[Stored records]
━━━━━━━━━━

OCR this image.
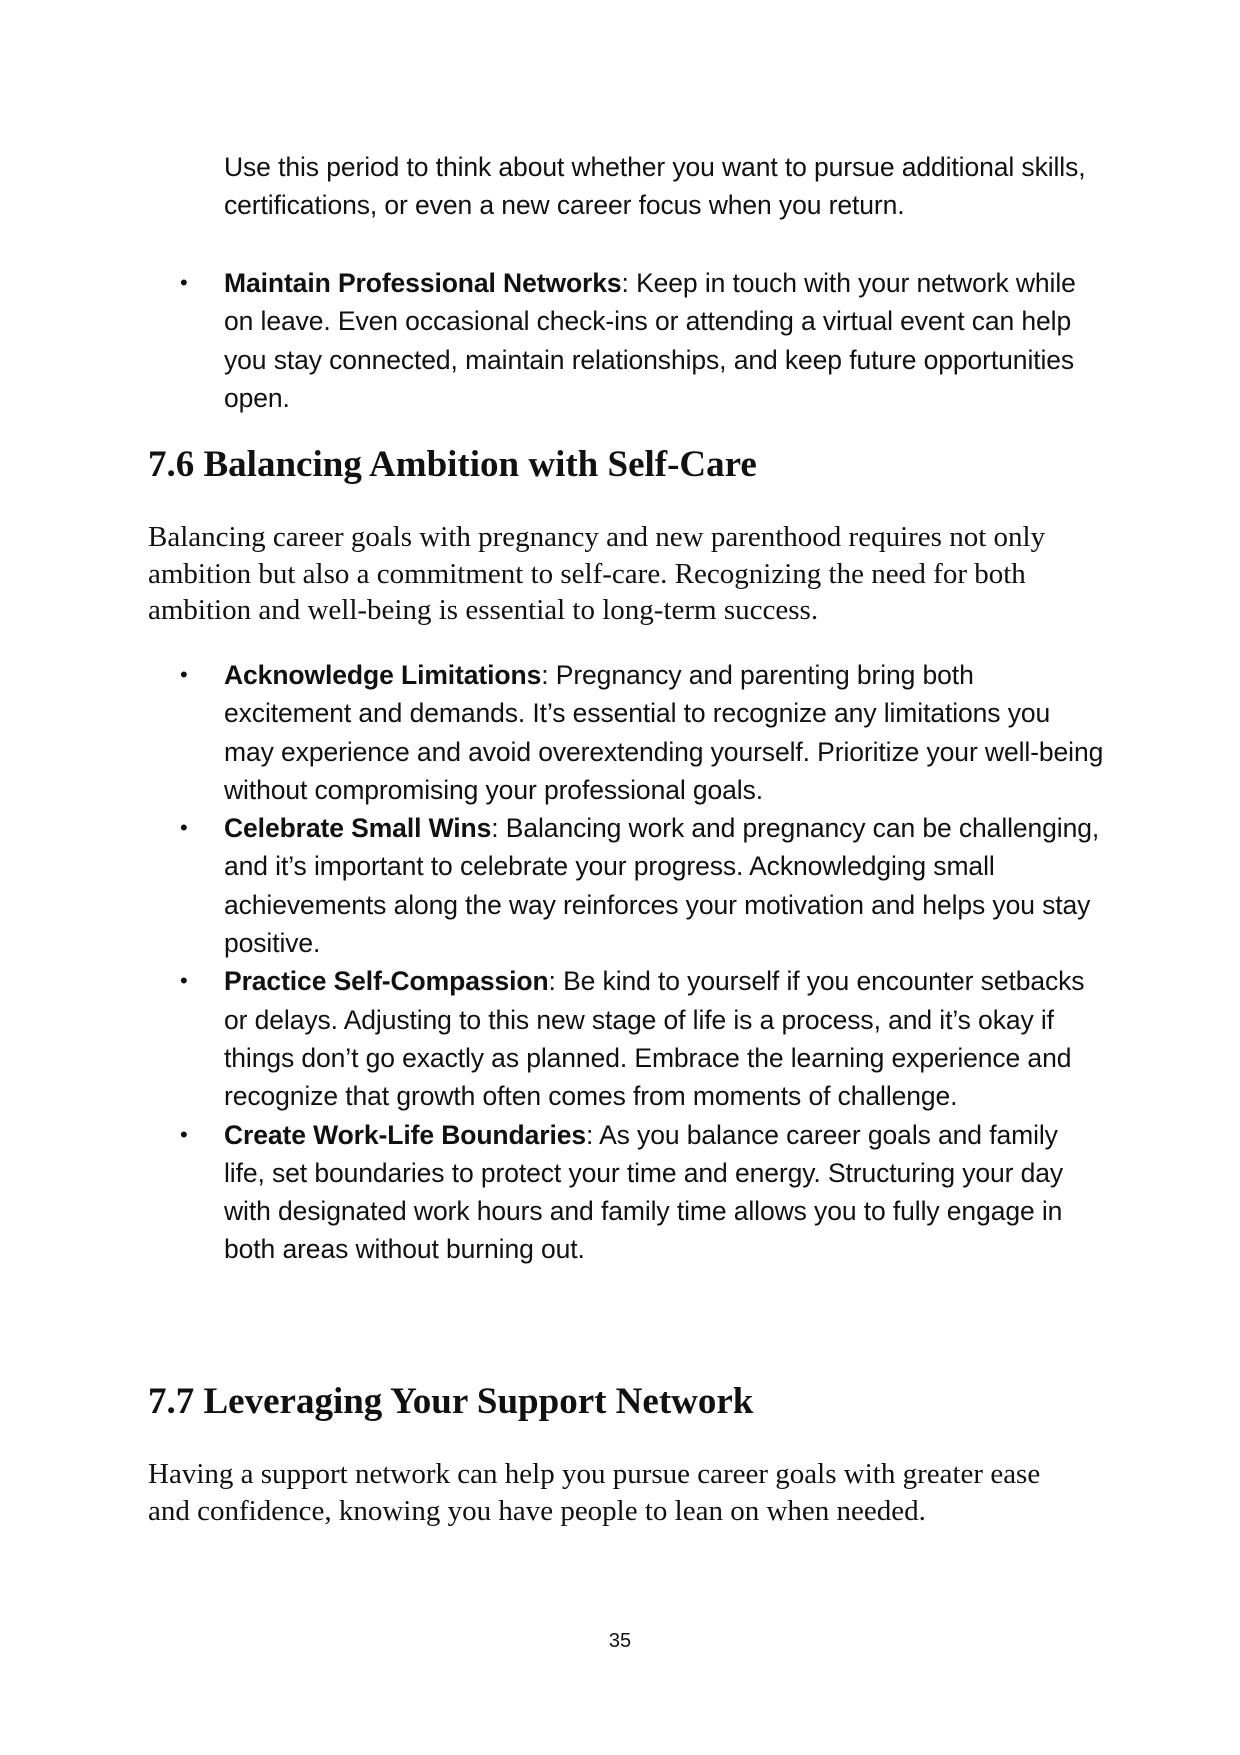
Use this period to think about whether you want to pursue additional skills, certifications, or even a new career focus when you return.

• Maintain Professional Networks: Keep in touch with your network while on leave. Even occasional check-ins or attending a virtual event can help you stay connected, maintain relationships, and keep future opportunities open.
7.6 Balancing Ambition with Self-Care

Balancing career goals with pregnancy and new parenthood requires not only ambition but also a commitment to self-care. Recognizing the need for both ambition and well-being is essential to long-term success.

• Acknowledge Limitations: Pregnancy and parenting bring both excitement and demands. It’s essential to recognize any limitations you may experience and avoid overextending yourself. Prioritize your well-being without compromising your professional goals.
• Celebrate Small Wins: Balancing work and pregnancy can be challenging, and it’s important to celebrate your progress. Acknowledging small achievements along the way reinforces your motivation and helps you stay positive.
• Practice Self-Compassion: Be kind to yourself if you encounter setbacks or delays. Adjusting to this new stage of life is a process, and it’s okay if things don’t go exactly as planned. Embrace the learning experience and recognize that growth often comes from moments of challenge.
• Create Work-Life Boundaries: As you balance career goals and family life, set boundaries to protect your time and energy. Structuring your day with designated work hours and family time allows you to fully engage in both areas without burning out.
7.7 Leveraging Your Support Network

Having a support network can help you pursue career goals with greater ease and confidence, knowing you have people to lean on when needed.

35
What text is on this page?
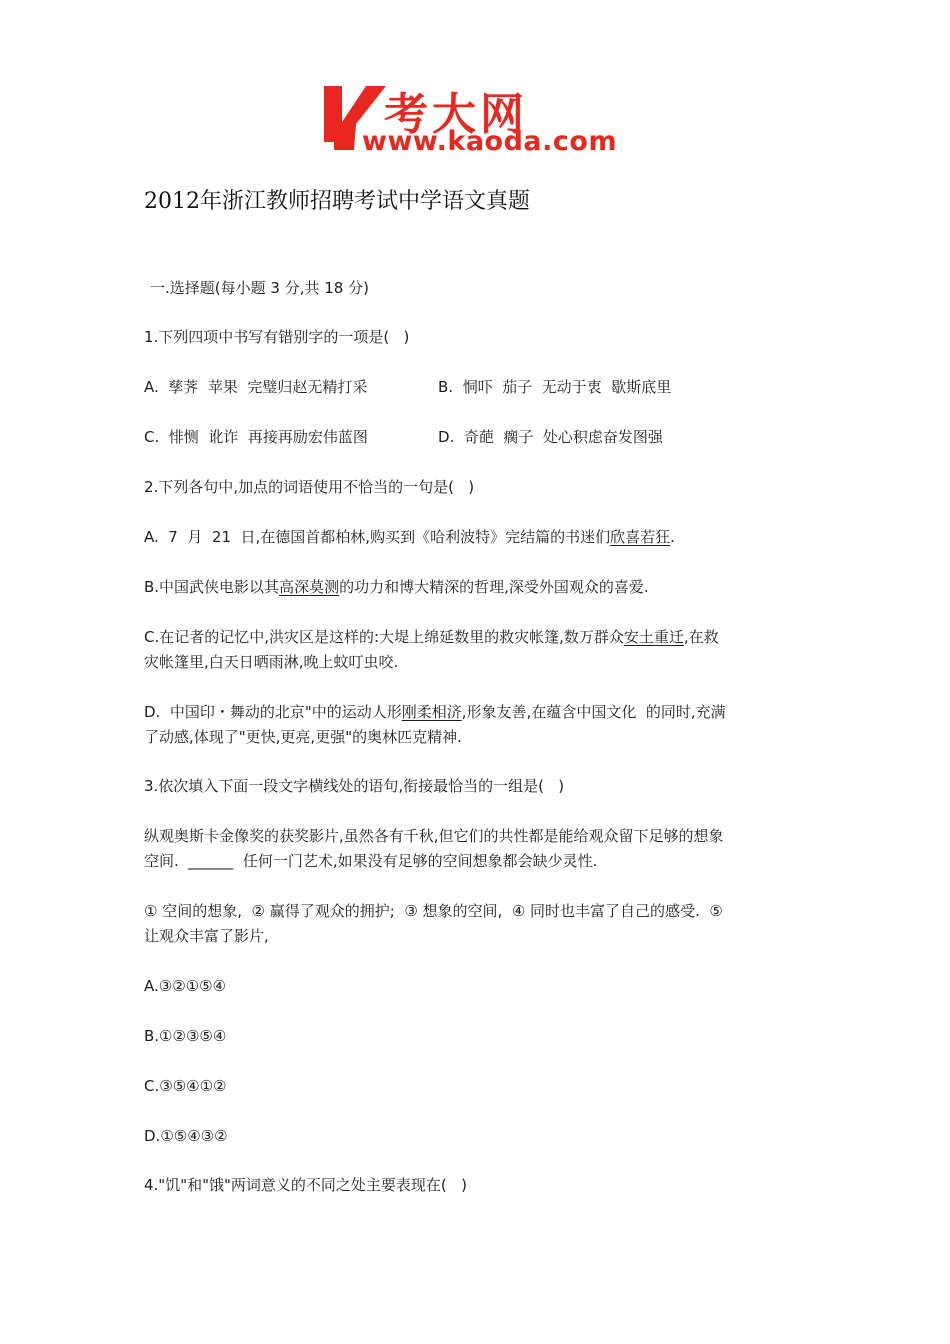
考大网
www.kaoda.com
2012年浙江教师招聘考试中学语文真题
一.选择题(每小题 3 分,共 18 分)
1.下列四项中书写有错别字的一项是(   )
A.  孳荠  苹果  完璧归赵无精打采	B.  恫吓  茄子  无动于衷  歇斯底里
C.  悱恻  讹诈  再接再励宏伟蓝图	D.  奇葩  瘸子  处心积虑奋发图强
2.下列各句中,加点的词语使用不恰当的一句是(   )
A.  7  月  21  日,在德国首都柏林,购买到《哈利波特》完结篇的书迷们欣喜若狂.
B.中国武侠电影以其高深莫测的功力和博大精深的哲理,深受外国观众的喜爱.
C.在记者的记忆中,洪灾区是这样的:大堤上绵延数里的救灾帐篷,数万群众安土重迁,在救
灾帐篷里,白天日晒雨淋,晚上蚊叮虫咬.
D.  中国印・舞动的北京"中的运动人形刚柔相济,形象友善,在蕴含中国文化  的同时,充满
了动感,体现了"更快,更亮,更强"的奥林匹克精神.
3.依次填入下面一段文字横线处的语句,衔接最恰当的一组是(   )
纵观奥斯卡金像奖的获奖影片,虽然各有千秋,但它们的共性都是能给观众留下足够的想象
空间.  ______  任何一门艺术,如果没有足够的空间想象都会缺少灵性.
① 空间的想象,  ② 赢得了观众的拥护;  ③ 想象的空间,  ④ 同时也丰富了自己的感受.  ⑤
让观众丰富了影片,
A.③②①⑤④
B.①②③⑤④
C.③⑤④①②
D.①⑤④③②
4."饥"和"饿"两词意义的不同之处主要表现在(   )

━━━━━━━━━━

● Task directions
Pictures in the records above are not copied; print everything else exactly.

● Response
OCR this image.
Use this period to think about whether you want to pursue additional skills, certifications, or even a new career focus when you return.

• Maintain Professional Networks: Keep in touch with your network while on leave. Even occasional check-ins or attending a virtual event can help you stay connected, maintain relationships, and keep future opportunities open.
7.6 Balancing Ambition with Self-Care

Balancing career goals with pregnancy and new parenthood requires not only ambition but also a commitment to self-care. Recognizing the need for both ambition and well-being is essential to long-term success.

• Acknowledge Limitations: Pregnancy and parenting bring both excitement and demands. It’s essential to recognize any limitations you may experience and avoid overextending yourself. Prioritize your well-being without compromising your professional goals.
• Celebrate Small Wins: Balancing work and pregnancy can be challenging, and it’s important to celebrate your progress. Acknowledging small achievements along the way reinforces your motivation and helps you stay positive.
• Practice Self-Compassion: Be kind to yourself if you encounter setbacks or delays. Adjusting to this new stage of life is a process, and it’s okay if things don’t go exactly as planned. Embrace the learning experience and recognize that growth often comes from moments of challenge.
• Create Work-Life Boundaries: As you balance career goals and family life, set boundaries to protect your time and energy. Structuring your day with designated work hours and family time allows you to fully engage in both areas without burning out.
7.7 Leveraging Your Support Network

Having a support network can help you pursue career goals with greater ease and confidence, knowing you have people to lean on when needed.

35
What text is on this page?
考大网
www.kaoda.com
2012年浙江教师招聘考试中学语文真题
一.选择题(每小题 3 分,共 18 分)
1.下列四项中书写有错别字的一项是(   )
A.  孳荠  苹果  完璧归赵无精打采	B.  恫吓  茄子  无动于衷  歇斯底里
C.  悱恻  讹诈  再接再励宏伟蓝图	D.  奇葩  瘸子  处心积虑奋发图强
2.下列各句中,加点的词语使用不恰当的一句是(   )
A.  7  月  21  日,在德国首都柏林,购买到《哈利波特》完结篇的书迷们欣喜若狂.
B.中国武侠电影以其高深莫测的功力和博大精深的哲理,深受外国观众的喜爱.
C.在记者的记忆中,洪灾区是这样的:大堤上绵延数里的救灾帐篷,数万群众安土重迁,在救
灾帐篷里,白天日晒雨淋,晚上蚊叮虫咬.
D.  中国印・舞动的北京"中的运动人形刚柔相济,形象友善,在蕴含中国文化  的同时,充满
了动感,体现了"更快,更亮,更强"的奥林匹克精神.
3.依次填入下面一段文字横线处的语句,衔接最恰当的一组是(   )
纵观奥斯卡金像奖的获奖影片,虽然各有千秋,但它们的共性都是能给观众留下足够的想象
空间.  ______  任何一门艺术,如果没有足够的空间想象都会缺少灵性.
① 空间的想象,  ② 赢得了观众的拥护;  ③ 想象的空间,  ④ 同时也丰富了自己的感受.  ⑤
让观众丰富了影片,
A.③②①⑤④
B.①②③⑤④
C.③⑤④①②
D.①⑤④③②
4."饥"和"饿"两词意义的不同之处主要表现在(   )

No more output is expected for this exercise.